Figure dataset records
▬▬▬

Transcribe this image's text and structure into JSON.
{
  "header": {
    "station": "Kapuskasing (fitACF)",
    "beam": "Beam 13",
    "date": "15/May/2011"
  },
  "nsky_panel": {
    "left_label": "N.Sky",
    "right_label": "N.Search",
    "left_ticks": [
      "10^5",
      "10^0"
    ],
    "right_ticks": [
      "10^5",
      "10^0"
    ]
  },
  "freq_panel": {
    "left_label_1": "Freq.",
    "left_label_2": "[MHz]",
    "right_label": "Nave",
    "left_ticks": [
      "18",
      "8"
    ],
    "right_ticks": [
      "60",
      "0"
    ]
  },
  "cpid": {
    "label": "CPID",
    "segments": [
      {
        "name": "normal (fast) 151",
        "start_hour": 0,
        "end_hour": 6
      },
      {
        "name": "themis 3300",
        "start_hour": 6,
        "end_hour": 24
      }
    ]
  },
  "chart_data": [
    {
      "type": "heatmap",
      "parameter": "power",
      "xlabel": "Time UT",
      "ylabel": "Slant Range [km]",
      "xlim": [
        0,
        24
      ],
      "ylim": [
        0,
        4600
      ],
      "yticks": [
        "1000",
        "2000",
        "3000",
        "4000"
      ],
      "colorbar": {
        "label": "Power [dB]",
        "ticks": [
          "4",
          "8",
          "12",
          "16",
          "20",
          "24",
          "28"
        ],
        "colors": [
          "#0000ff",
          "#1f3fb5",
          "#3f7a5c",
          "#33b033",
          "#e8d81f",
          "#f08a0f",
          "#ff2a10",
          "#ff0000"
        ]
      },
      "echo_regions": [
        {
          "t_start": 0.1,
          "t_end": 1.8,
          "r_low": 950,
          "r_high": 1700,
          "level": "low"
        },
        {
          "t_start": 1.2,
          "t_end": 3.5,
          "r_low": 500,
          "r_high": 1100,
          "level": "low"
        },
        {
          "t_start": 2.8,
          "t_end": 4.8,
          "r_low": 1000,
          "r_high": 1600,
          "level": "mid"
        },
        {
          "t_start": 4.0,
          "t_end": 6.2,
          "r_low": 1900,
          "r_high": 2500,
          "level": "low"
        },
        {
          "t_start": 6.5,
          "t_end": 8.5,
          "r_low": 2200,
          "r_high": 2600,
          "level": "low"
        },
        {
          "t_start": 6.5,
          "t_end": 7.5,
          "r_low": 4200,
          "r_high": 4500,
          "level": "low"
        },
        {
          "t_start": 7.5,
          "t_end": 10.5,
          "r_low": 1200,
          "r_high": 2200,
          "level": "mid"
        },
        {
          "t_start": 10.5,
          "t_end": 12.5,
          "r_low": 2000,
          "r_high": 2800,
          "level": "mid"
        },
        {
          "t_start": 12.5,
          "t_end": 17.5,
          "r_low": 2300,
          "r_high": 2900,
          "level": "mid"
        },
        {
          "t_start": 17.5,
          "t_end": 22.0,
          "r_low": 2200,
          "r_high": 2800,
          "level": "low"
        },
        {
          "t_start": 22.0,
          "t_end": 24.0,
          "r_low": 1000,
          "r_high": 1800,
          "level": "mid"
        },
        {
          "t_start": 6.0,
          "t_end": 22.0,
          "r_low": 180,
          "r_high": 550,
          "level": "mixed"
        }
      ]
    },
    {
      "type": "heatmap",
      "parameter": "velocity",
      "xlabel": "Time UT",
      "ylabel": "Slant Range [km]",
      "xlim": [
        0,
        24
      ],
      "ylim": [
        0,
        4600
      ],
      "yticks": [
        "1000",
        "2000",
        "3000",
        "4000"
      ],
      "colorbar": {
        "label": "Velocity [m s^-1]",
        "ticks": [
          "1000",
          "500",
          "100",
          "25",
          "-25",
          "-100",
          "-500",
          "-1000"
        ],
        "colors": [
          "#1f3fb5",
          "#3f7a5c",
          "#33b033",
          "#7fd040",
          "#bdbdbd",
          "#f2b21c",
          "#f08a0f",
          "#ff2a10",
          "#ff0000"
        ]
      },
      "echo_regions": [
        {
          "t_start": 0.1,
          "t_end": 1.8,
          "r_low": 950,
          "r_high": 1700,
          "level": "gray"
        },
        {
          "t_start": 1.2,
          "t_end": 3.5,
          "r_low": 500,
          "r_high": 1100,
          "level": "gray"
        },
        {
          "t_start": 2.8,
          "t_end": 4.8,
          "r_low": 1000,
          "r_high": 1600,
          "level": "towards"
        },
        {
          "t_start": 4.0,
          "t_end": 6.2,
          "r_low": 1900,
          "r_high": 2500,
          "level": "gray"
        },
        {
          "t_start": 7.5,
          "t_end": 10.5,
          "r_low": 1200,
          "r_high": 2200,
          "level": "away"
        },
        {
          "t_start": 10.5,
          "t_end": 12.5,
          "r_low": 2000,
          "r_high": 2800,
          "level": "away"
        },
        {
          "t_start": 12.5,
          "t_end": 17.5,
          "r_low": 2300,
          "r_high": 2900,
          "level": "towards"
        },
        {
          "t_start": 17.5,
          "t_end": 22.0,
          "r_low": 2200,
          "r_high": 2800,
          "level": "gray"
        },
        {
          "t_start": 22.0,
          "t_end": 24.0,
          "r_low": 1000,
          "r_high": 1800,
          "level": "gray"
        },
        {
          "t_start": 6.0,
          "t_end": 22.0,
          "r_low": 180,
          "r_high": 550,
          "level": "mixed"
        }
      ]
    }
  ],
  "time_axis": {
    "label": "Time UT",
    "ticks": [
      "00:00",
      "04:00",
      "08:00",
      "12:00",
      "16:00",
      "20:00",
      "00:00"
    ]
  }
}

▬▬▬

- [STATED PROBLEM] Take the entries and copy them out exactly.

- [OUTPUT OF THE EXERCISE]
Transcribe this image's text and structure into JSON.
{
  "header": {
    "station": "Kapuskasing (fitACF)",
    "beam": "Beam 13",
    "date": "15/May/2011"
  },
  "nsky_panel": {
    "left_label": "N.Sky",
    "right_label": "N.Search",
    "left_ticks": [
      "10^5",
      "10^0"
    ],
    "right_ticks": [
      "10^5",
      "10^0"
    ]
  },
  "freq_panel": {
    "left_label_1": "Freq.",
    "left_label_2": "[MHz]",
    "right_label": "Nave",
    "left_ticks": [
      "18",
      "8"
    ],
    "right_ticks": [
      "60",
      "0"
    ]
  },
  "cpid": {
    "label": "CPID",
    "segments": [
      {
        "name": "normal (fast) 151",
        "start_hour": 0,
        "end_hour": 6
      },
      {
        "name": "themis 3300",
        "start_hour": 6,
        "end_hour": 24
      }
    ]
  },
  "chart_data": [
    {
      "type": "heatmap",
      "parameter": "power",
      "xlabel": "Time UT",
      "ylabel": "Slant Range [km]",
      "xlim": [
        0,
        24
      ],
      "ylim": [
        0,
        4600
      ],
      "yticks": [
        "1000",
        "2000",
        "3000",
        "4000"
      ],
      "colorbar": {
        "label": "Power [dB]",
        "ticks": [
          "4",
          "8",
          "12",
          "16",
          "20",
          "24",
          "28"
        ],
        "colors": [
          "#0000ff",
          "#1f3fb5",
          "#3f7a5c",
          "#33b033",
          "#e8d81f",
          "#f08a0f",
          "#ff2a10",
          "#ff0000"
        ]
      },
      "echo_regions": [
        {
          "t_start": 0.1,
          "t_end": 1.8,
          "r_low": 950,
          "r_high": 1700,
          "level": "low"
        },
        {
          "t_start": 1.2,
          "t_end": 3.5,
          "r_low": 500,
          "r_high": 1100,
          "level": "low"
        },
        {
          "t_start": 2.8,
          "t_end": 4.8,
          "r_low": 1000,
          "r_high": 1600,
          "level": "mid"
        },
        {
          "t_start": 4.0,
          "t_end": 6.2,
          "r_low": 1900,
          "r_high": 2500,
          "level": "low"
        },
        {
          "t_start": 6.5,
          "t_end": 8.5,
          "r_low": 2200,
          "r_high": 2600,
          "level": "low"
        },
        {
          "t_start": 6.5,
          "t_end": 7.5,
          "r_low": 4200,
          "r_high": 4500,
          "level": "low"
        },
        {
          "t_start": 7.5,
          "t_end": 10.5,
          "r_low": 1200,
          "r_high": 2200,
          "level": "mid"
        },
        {
          "t_start": 10.5,
          "t_end": 12.5,
          "r_low": 2000,
          "r_high": 2800,
          "level": "mid"
        },
        {
          "t_start": 12.5,
          "t_end": 17.5,
          "r_low": 2300,
          "r_high": 2900,
          "level": "mid"
        },
        {
          "t_start": 17.5,
          "t_end": 22.0,
          "r_low": 2200,
          "r_high": 2800,
          "level": "low"
        },
        {
          "t_start": 22.0,
          "t_end": 24.0,
          "r_low": 1000,
          "r_high": 1800,
          "level": "mid"
        },
        {
          "t_start": 6.0,
          "t_end": 22.0,
          "r_low": 180,
          "r_high": 550,
          "level": "mixed"
        }
      ]
    },
    {
      "type": "heatmap",
      "parameter": "velocity",
      "xlabel": "Time UT",
      "ylabel": "Slant Range [km]",
      "xlim": [
        0,
        24
      ],
      "ylim": [
        0,
        4600
      ],
      "yticks": [
        "1000",
        "2000",
        "3000",
        "4000"
      ],
      "colorbar": {
        "label": "Velocity [m s^-1]",
        "ticks": [
          "1000",
          "500",
          "100",
          "25",
          "-25",
          "-100",
          "-500",
          "-1000"
        ],
        "colors": [
          "#1f3fb5",
          "#3f7a5c",
          "#33b033",
          "#7fd040",
          "#bdbdbd",
          "#f2b21c",
          "#f08a0f",
          "#ff2a10",
          "#ff0000"
        ]
      },
      "echo_regions": [
        {
          "t_start": 0.1,
          "t_end": 1.8,
          "r_low": 950,
          "r_high": 1700,
          "level": "gray"
        },
        {
          "t_start": 1.2,
          "t_end": 3.5,
          "r_low": 500,
          "r_high": 1100,
          "level": "gray"
        },
        {
          "t_start": 2.8,
          "t_end": 4.8,
          "r_low": 1000,
          "r_high": 1600,
          "level": "towards"
        },
        {
          "t_start": 4.0,
          "t_end": 6.2,
          "r_low": 1900,
          "r_high": 2500,
          "level": "gray"
        },
        {
          "t_start": 7.5,
          "t_end": 10.5,
          "r_low": 1200,
          "r_high": 2200,
          "level": "away"
        },
        {
          "t_start": 10.5,
          "t_end": 12.5,
          "r_low": 2000,
          "r_high": 2800,
          "level": "away"
        },
        {
          "t_start": 12.5,
          "t_end": 17.5,
          "r_low": 2300,
          "r_high": 2900,
          "level": "towards"
        },
        {
          "t_start": 17.5,
          "t_end": 22.0,
          "r_low": 2200,
          "r_high": 2800,
          "level": "gray"
        },
        {
          "t_start": 22.0,
          "t_end": 24.0,
          "r_low": 1000,
          "r_high": 1800,
          "level": "gray"
        },
        {
          "t_start": 6.0,
          "t_end": 22.0,
          "r_low": 180,
          "r_high": 550,
          "level": "mixed"
        }
      ]
    }
  ],
  "time_axis": {
    "label": "Time UT",
    "ticks": [
      "00:00",
      "04:00",
      "08:00",
      "12:00",
      "16:00",
      "20:00",
      "00:00"
    ]
  }
}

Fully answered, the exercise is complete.